Repeat the lines below exactly as they appear, but leave out the images.

» **Dataset records**
::::

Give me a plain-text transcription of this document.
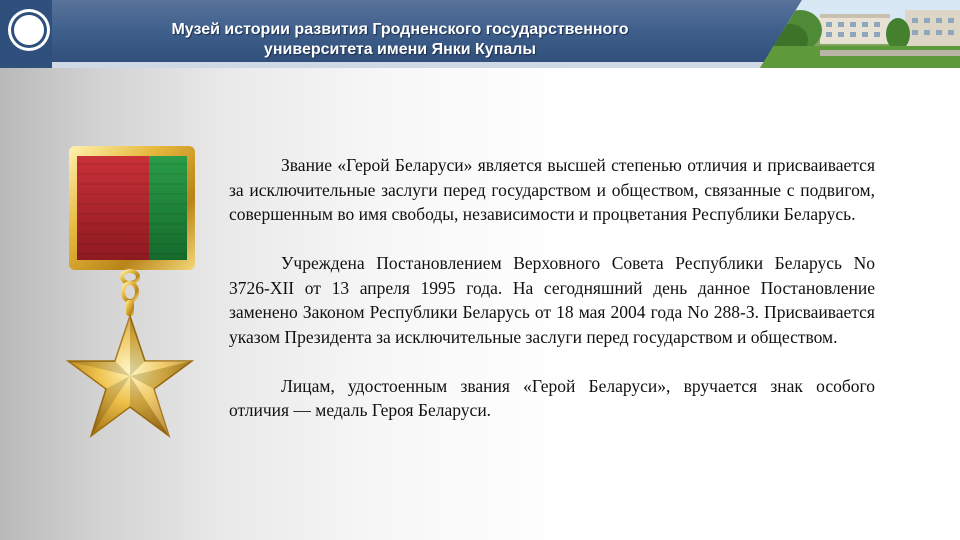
Музей истории развития Гродненского государственного
университета имени Янки Купалы

Звание «Герой Беларуси» является высшей степенью отличия и присваивается за исключительные заслуги перед государством и обществом, связанные с подвигом, совершенным во имя свободы, независимости и процветания Республики Беларусь.

Учреждена Постановлением Верховного Совета Республики Беларусь No 3726-XII от 13 апреля 1995 года. На сегодняшний день данное Постановление заменено Законом Республики Беларусь от 18 мая 2004 года No 288-З. Присваивается указом Президента за исключительные заслуги перед государством и обществом.

Лицам, удостоенным звания «Герой Беларуси», вручается знак особого отличия — медаль Героя Беларуси.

::::

» **Final result**
Give me a plain-text transcription of this document.
Музей истории развития Гродненского государственного
университета имени Янки Купалы

Звание «Герой Беларуси» является высшей степенью отличия и присваивается за исключительные заслуги перед государством и обществом, связанные с подвигом, совершенным во имя свободы, независимости и процветания Республики Беларусь.

Учреждена Постановлением Верховного Совета Республики Беларусь No 3726-XII от 13 апреля 1995 года. На сегодняшний день данное Постановление заменено Законом Республики Беларусь от 18 мая 2004 года No 288-З. Присваивается указом Президента за исключительные заслуги перед государством и обществом.

Лицам, удостоенным звания «Герой Беларуси», вручается знак особого отличия — медаль Героя Беларуси.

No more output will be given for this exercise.